◆ **THE DATA**:
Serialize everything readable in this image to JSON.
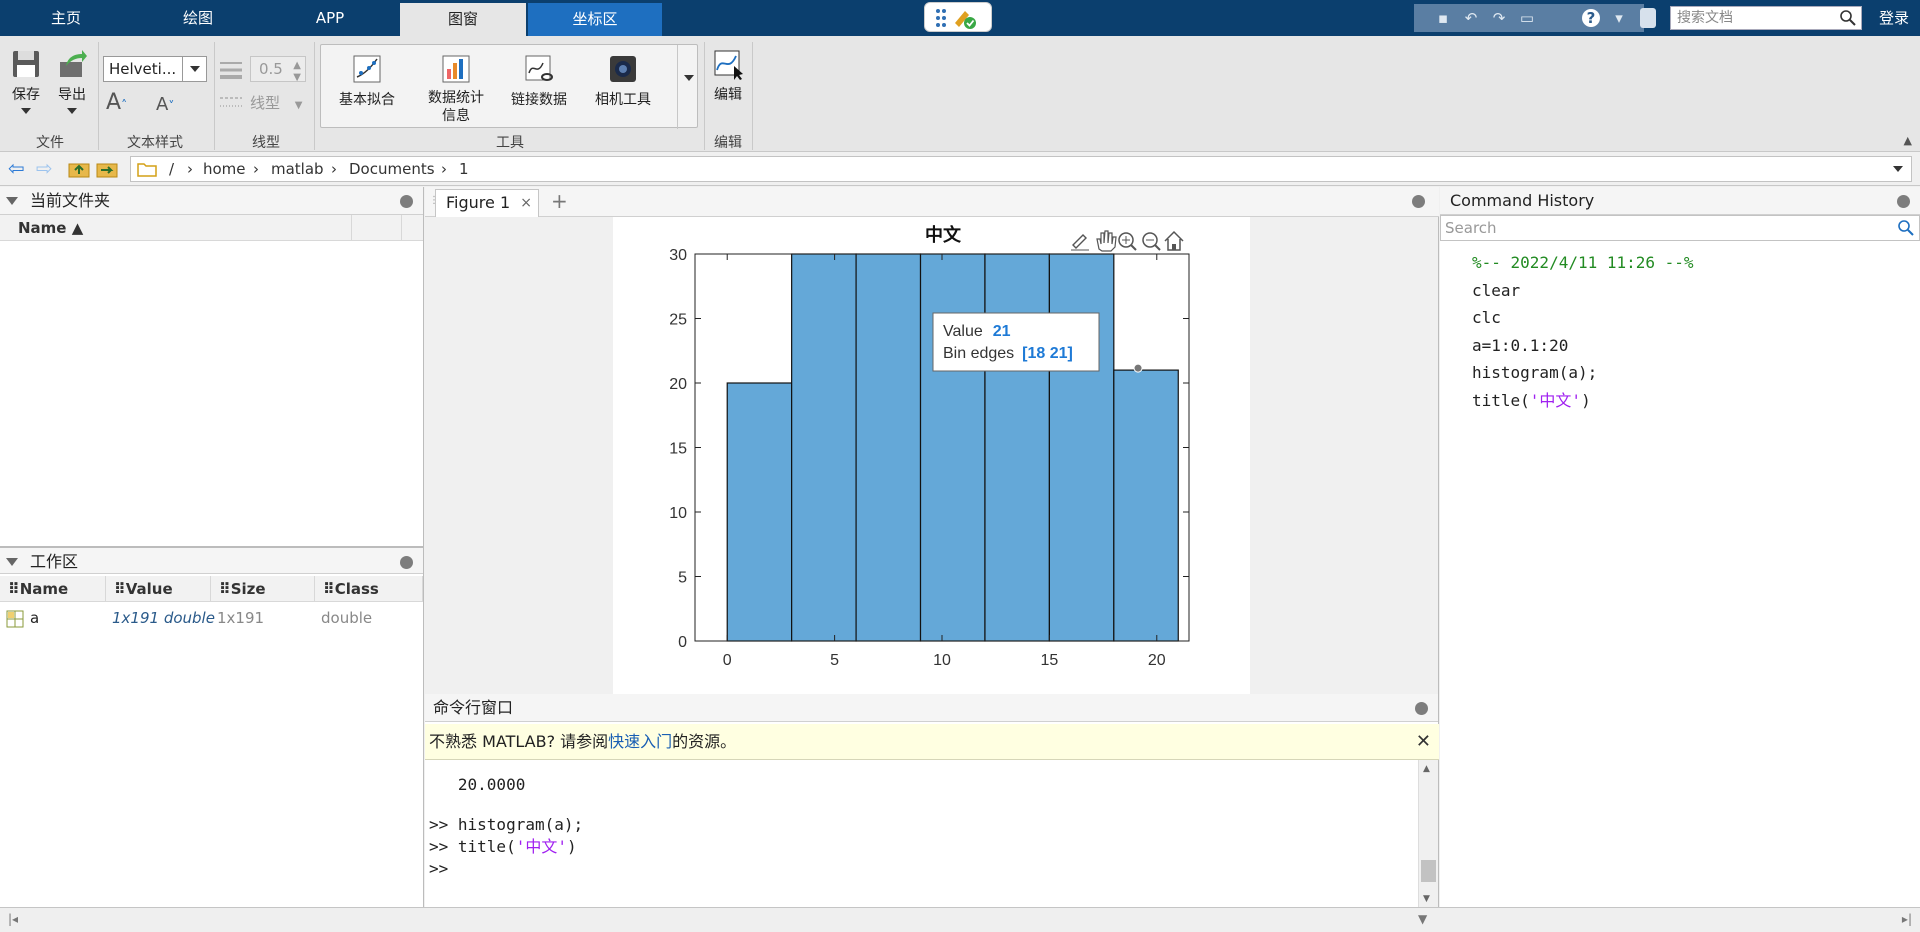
{
  "toptabs": [
    "主页",
    "绘图",
    "APP",
    "图窗",
    "坐标区"
  ],
  "doc_search_placeholder": "搜索文档",
  "login_label": "登录",
  "ribbon": {
    "save_label": "保存",
    "export_label": "导出",
    "file_group": "文件",
    "font_value": "Helveti...",
    "text_style_group": "文本样式",
    "linewidth_value": "0.5",
    "linestyle_label": "线型",
    "line_group": "线型",
    "tools": [
      {
        "label": "基本拟合",
        "label2": ""
      },
      {
        "label": "数据统计",
        "label2": "信息"
      },
      {
        "label": "链接数据",
        "label2": ""
      },
      {
        "label": "相机工具",
        "label2": ""
      }
    ],
    "tools_group": "工具",
    "edit_label": "编辑",
    "edit_group": "编辑"
  },
  "address": {
    "root": "/",
    "parts": [
      "home",
      "matlab",
      "Documents",
      "1"
    ]
  },
  "current_folder": {
    "title": "当前文件夹",
    "name_col": "Name ▲"
  },
  "workspace": {
    "title": "工作区",
    "columns": [
      "Name",
      "Value",
      "Size",
      "Class"
    ],
    "rows": [
      {
        "name": "a",
        "value": "1x191 double",
        "size": "1x191",
        "class": "double"
      }
    ]
  },
  "figure": {
    "tab_label": "Figure 1",
    "close": "×",
    "add": "+"
  },
  "chart_data": {
    "type": "bar",
    "title": "中文",
    "xlabel": "",
    "ylabel": "",
    "bin_edges": [
      0,
      3,
      6,
      9,
      12,
      15,
      18,
      21
    ],
    "values": [
      20,
      30,
      30,
      30,
      30,
      30,
      21
    ],
    "xlim": [
      -1.5,
      21.5
    ],
    "ylim": [
      0,
      30
    ],
    "xticks": [
      "0",
      "5",
      "10",
      "15",
      "20"
    ],
    "yticks": [
      "0",
      "5",
      "10",
      "15",
      "20",
      "25",
      "30"
    ],
    "bar_color": "#64a8d8",
    "datatip": {
      "value_label": "Value",
      "value": "21",
      "edges_label": "Bin edges",
      "edges": "[18 21]"
    }
  },
  "command_window": {
    "title": "命令行窗口",
    "banner_pre": "不熟悉 MATLAB? 请参阅",
    "banner_link": "快速入门",
    "banner_post": "的资源。",
    "lines": [
      "   20.0000",
      "",
      ">> histogram(a);",
      ">> title('中文')",
      ">>"
    ]
  },
  "history": {
    "title": "Command History",
    "search_placeholder": "Search",
    "lines": [
      "%-- 2022/4/11 11:26 --%",
      "clear",
      "clc",
      "a=1:0.1:20",
      "histogram(a);",
      "title('中文')"
    ]
  }
}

◆ **REQUIREMENTS**: Write every record out again exactly; no pictures belong in the copy.

◆ **ANSWER**:
Serialize everything readable in this image to JSON.
{
  "toptabs": [
    "主页",
    "绘图",
    "APP",
    "图窗",
    "坐标区"
  ],
  "doc_search_placeholder": "搜索文档",
  "login_label": "登录",
  "ribbon": {
    "save_label": "保存",
    "export_label": "导出",
    "file_group": "文件",
    "font_value": "Helveti...",
    "text_style_group": "文本样式",
    "linewidth_value": "0.5",
    "linestyle_label": "线型",
    "line_group": "线型",
    "tools": [
      {
        "label": "基本拟合",
        "label2": ""
      },
      {
        "label": "数据统计",
        "label2": "信息"
      },
      {
        "label": "链接数据",
        "label2": ""
      },
      {
        "label": "相机工具",
        "label2": ""
      }
    ],
    "tools_group": "工具",
    "edit_label": "编辑",
    "edit_group": "编辑"
  },
  "address": {
    "root": "/",
    "parts": [
      "home",
      "matlab",
      "Documents",
      "1"
    ]
  },
  "current_folder": {
    "title": "当前文件夹",
    "name_col": "Name ▲"
  },
  "workspace": {
    "title": "工作区",
    "columns": [
      "Name",
      "Value",
      "Size",
      "Class"
    ],
    "rows": [
      {
        "name": "a",
        "value": "1x191 double",
        "size": "1x191",
        "class": "double"
      }
    ]
  },
  "figure": {
    "tab_label": "Figure 1",
    "close": "×",
    "add": "+"
  },
  "chart_data": {
    "type": "bar",
    "title": "中文",
    "xlabel": "",
    "ylabel": "",
    "bin_edges": [
      0,
      3,
      6,
      9,
      12,
      15,
      18,
      21
    ],
    "values": [
      20,
      30,
      30,
      30,
      30,
      30,
      21
    ],
    "xlim": [
      -1.5,
      21.5
    ],
    "ylim": [
      0,
      30
    ],
    "xticks": [
      "0",
      "5",
      "10",
      "15",
      "20"
    ],
    "yticks": [
      "0",
      "5",
      "10",
      "15",
      "20",
      "25",
      "30"
    ],
    "bar_color": "#64a8d8",
    "datatip": {
      "value_label": "Value",
      "value": "21",
      "edges_label": "Bin edges",
      "edges": "[18 21]"
    }
  },
  "command_window": {
    "title": "命令行窗口",
    "banner_pre": "不熟悉 MATLAB? 请参阅",
    "banner_link": "快速入门",
    "banner_post": "的资源。",
    "lines": [
      "   20.0000",
      "",
      ">> histogram(a);",
      ">> title('中文')",
      ">>"
    ]
  },
  "history": {
    "title": "Command History",
    "search_placeholder": "Search",
    "lines": [
      "%-- 2022/4/11 11:26 --%",
      "clear",
      "clc",
      "a=1:0.1:20",
      "histogram(a);",
      "title('中文')"
    ]
  }
}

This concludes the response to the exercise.